**REQUEST**.
Provide an exact reproduction of every entry.

**SOURCE RECORDS**.
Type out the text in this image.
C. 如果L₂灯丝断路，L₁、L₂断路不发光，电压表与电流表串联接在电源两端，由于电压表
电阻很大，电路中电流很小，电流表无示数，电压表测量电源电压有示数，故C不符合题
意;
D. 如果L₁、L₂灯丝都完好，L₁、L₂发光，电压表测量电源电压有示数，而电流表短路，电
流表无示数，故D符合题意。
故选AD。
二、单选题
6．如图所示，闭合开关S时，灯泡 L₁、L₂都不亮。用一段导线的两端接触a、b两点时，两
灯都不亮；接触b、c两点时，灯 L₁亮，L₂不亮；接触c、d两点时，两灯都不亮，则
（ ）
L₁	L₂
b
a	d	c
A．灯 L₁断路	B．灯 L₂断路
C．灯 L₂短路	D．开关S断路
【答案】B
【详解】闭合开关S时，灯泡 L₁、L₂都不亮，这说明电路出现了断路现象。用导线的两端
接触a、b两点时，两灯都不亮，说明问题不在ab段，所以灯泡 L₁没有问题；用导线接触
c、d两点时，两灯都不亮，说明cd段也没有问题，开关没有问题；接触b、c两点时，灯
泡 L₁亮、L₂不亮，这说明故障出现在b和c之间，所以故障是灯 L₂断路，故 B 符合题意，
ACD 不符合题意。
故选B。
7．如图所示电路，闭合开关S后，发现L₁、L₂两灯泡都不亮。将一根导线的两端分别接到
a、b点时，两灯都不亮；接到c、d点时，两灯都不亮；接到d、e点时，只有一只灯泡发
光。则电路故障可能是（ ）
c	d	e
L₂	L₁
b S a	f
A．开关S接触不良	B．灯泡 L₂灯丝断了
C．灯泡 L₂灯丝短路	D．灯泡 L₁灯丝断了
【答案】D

**CORRECT OUTPUT**.
Type out the text in this image.
C. 如果L₂灯丝断路，L₁、L₂断路不发光，电压表与电流表串联接在电源两端，由于电压表
电阻很大，电路中电流很小，电流表无示数，电压表测量电源电压有示数，故C不符合题
意;
D. 如果L₁、L₂灯丝都完好，L₁、L₂发光，电压表测量电源电压有示数，而电流表短路，电
流表无示数，故D符合题意。
故选AD。
二、单选题
6．如图所示，闭合开关S时，灯泡 L₁、L₂都不亮。用一段导线的两端接触a、b两点时，两
灯都不亮；接触b、c两点时，灯 L₁亮，L₂不亮；接触c、d两点时，两灯都不亮，则
（ ）
L₁	L₂
b
a	d	c
A．灯 L₁断路	B．灯 L₂断路
C．灯 L₂短路	D．开关S断路
【答案】B
【详解】闭合开关S时，灯泡 L₁、L₂都不亮，这说明电路出现了断路现象。用导线的两端
接触a、b两点时，两灯都不亮，说明问题不在ab段，所以灯泡 L₁没有问题；用导线接触
c、d两点时，两灯都不亮，说明cd段也没有问题，开关没有问题；接触b、c两点时，灯
泡 L₁亮、L₂不亮，这说明故障出现在b和c之间，所以故障是灯 L₂断路，故 B 符合题意，
ACD 不符合题意。
故选B。
7．如图所示电路，闭合开关S后，发现L₁、L₂两灯泡都不亮。将一根导线的两端分别接到
a、b点时，两灯都不亮；接到c、d点时，两灯都不亮；接到d、e点时，只有一只灯泡发
光。则电路故障可能是（ ）
c	d	e
L₂	L₁
b S a	f
A．开关S接触不良	B．灯泡 L₂灯丝断了
C．灯泡 L₂灯丝短路	D．灯泡 L₁灯丝断了
【答案】D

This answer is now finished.